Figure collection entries
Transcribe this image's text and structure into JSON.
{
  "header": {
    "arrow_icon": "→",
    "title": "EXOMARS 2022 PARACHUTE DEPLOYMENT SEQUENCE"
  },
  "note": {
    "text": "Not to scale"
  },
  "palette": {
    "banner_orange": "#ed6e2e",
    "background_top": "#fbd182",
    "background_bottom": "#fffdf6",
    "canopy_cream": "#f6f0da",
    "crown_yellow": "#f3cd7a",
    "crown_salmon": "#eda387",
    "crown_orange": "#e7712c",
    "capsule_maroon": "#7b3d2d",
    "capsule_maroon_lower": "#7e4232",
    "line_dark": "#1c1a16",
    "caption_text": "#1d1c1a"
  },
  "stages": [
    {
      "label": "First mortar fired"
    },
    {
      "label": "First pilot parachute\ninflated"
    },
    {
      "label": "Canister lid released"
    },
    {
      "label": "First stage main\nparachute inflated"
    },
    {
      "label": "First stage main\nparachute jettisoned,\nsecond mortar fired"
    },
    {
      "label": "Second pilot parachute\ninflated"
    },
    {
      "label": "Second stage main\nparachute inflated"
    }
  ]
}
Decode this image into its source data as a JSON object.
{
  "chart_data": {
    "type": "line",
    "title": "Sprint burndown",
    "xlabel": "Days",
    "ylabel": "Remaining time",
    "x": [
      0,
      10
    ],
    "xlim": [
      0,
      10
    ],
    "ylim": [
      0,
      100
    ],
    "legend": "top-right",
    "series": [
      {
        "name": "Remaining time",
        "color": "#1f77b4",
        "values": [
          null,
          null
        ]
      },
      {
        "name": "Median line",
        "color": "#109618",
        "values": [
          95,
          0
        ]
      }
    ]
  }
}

**Task instructions**.
Output all preceding records character for character.

**Written response**.
Transcribe this image's text and structure into JSON.
{
  "header": {
    "arrow_icon": "→",
    "title": "EXOMARS 2022 PARACHUTE DEPLOYMENT SEQUENCE"
  },
  "note": {
    "text": "Not to scale"
  },
  "palette": {
    "banner_orange": "#ed6e2e",
    "background_top": "#fbd182",
    "background_bottom": "#fffdf6",
    "canopy_cream": "#f6f0da",
    "crown_yellow": "#f3cd7a",
    "crown_salmon": "#eda387",
    "crown_orange": "#e7712c",
    "capsule_maroon": "#7b3d2d",
    "capsule_maroon_lower": "#7e4232",
    "line_dark": "#1c1a16",
    "caption_text": "#1d1c1a"
  },
  "stages": [
    {
      "label": "First mortar fired"
    },
    {
      "label": "First pilot parachute\ninflated"
    },
    {
      "label": "Canister lid released"
    },
    {
      "label": "First stage main\nparachute inflated"
    },
    {
      "label": "First stage main\nparachute jettisoned,\nsecond mortar fired"
    },
    {
      "label": "Second pilot parachute\ninflated"
    },
    {
      "label": "Second stage main\nparachute inflated"
    }
  ]
}
Decode this image into its source data as a JSON object.
{
  "chart_data": {
    "type": "line",
    "title": "Sprint burndown",
    "xlabel": "Days",
    "ylabel": "Remaining time",
    "x": [
      0,
      10
    ],
    "xlim": [
      0,
      10
    ],
    "ylim": [
      0,
      100
    ],
    "legend": "top-right",
    "series": [
      {
        "name": "Remaining time",
        "color": "#1f77b4",
        "values": [
          null,
          null
        ]
      },
      {
        "name": "Median line",
        "color": "#109618",
        "values": [
          95,
          0
        ]
      }
    ]
  }
}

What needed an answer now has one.